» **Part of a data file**
>> Begin

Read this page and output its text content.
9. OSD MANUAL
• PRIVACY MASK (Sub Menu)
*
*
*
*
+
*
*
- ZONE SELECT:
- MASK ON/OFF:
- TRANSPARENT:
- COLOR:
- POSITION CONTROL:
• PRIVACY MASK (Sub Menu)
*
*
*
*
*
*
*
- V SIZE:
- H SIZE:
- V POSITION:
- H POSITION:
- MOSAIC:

>> End
>> Begin

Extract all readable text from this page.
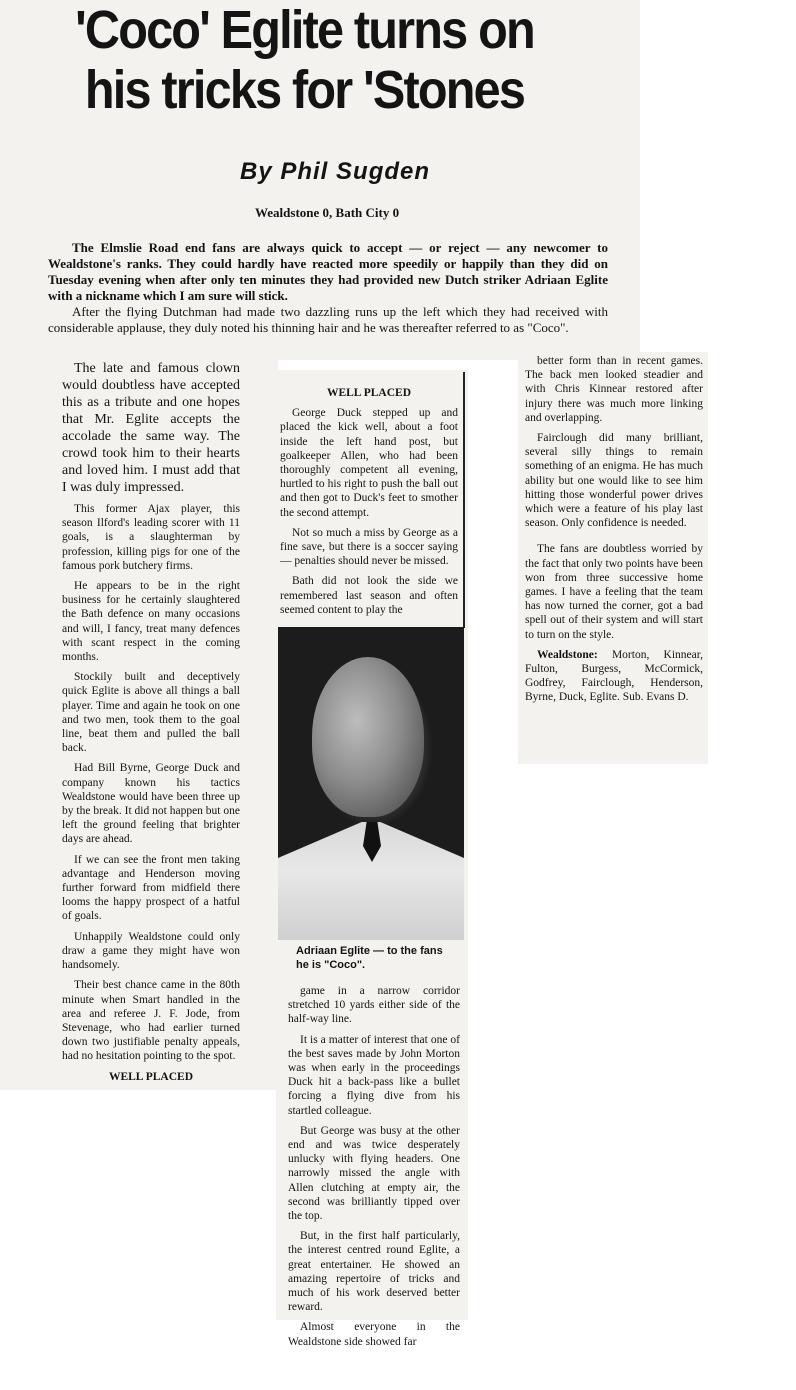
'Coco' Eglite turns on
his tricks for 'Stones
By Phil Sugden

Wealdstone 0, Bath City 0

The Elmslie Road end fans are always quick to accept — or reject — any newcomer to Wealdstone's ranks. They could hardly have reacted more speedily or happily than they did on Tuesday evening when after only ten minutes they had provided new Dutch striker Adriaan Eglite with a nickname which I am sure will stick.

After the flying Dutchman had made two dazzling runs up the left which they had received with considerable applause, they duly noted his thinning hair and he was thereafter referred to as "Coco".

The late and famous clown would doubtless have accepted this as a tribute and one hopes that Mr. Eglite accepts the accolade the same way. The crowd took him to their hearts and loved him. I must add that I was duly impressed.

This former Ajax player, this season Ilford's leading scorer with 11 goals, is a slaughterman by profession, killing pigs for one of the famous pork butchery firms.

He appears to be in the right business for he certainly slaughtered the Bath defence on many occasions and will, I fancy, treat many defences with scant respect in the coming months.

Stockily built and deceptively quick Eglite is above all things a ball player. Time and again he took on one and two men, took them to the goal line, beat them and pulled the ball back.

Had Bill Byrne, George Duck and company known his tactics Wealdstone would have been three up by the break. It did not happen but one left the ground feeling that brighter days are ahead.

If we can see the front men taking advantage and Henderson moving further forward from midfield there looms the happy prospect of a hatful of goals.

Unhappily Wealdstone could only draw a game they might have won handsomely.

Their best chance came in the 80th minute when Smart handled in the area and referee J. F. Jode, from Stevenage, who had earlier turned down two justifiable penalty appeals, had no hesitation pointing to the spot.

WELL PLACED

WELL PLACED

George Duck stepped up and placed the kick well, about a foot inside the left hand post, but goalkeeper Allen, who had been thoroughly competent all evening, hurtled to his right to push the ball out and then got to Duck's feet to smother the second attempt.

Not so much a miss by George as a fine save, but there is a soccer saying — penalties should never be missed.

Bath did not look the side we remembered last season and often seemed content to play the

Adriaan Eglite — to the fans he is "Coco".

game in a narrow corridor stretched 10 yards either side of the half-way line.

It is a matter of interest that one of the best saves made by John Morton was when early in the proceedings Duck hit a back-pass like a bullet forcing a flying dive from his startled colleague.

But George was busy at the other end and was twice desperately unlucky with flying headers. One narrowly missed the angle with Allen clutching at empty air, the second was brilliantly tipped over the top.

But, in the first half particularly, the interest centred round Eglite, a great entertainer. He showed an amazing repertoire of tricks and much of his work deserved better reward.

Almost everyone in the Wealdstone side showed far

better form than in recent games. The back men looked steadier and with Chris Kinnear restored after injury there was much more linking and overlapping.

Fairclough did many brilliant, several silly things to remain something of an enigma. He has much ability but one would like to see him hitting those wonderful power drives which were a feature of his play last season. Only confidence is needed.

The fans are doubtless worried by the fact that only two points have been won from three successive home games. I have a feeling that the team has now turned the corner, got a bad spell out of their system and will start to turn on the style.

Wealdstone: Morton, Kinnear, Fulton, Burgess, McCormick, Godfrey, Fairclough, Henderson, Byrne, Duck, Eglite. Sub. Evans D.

>> End

» **PROBLEM**
All lines that include "left" are to be gathered and copied.

» **RESPONSE**
After the flying Dutchman had made two dazzling runs up the left which they had received with considerable applause, they duly noted his thinning hair and he was thereafter referred to as "Coco".
Had Bill Byrne, George Duck and company known his tactics Wealdstone would have been three up by the break. It did not happen but one left the ground feeling that brighter days are ahead.
George Duck stepped up and placed the kick well, about a foot inside the left hand post, but goalkeeper Allen, who had been thoroughly competent all evening, hurtled to his right to push the ball out and then got to Duck's feet to smother the second attempt.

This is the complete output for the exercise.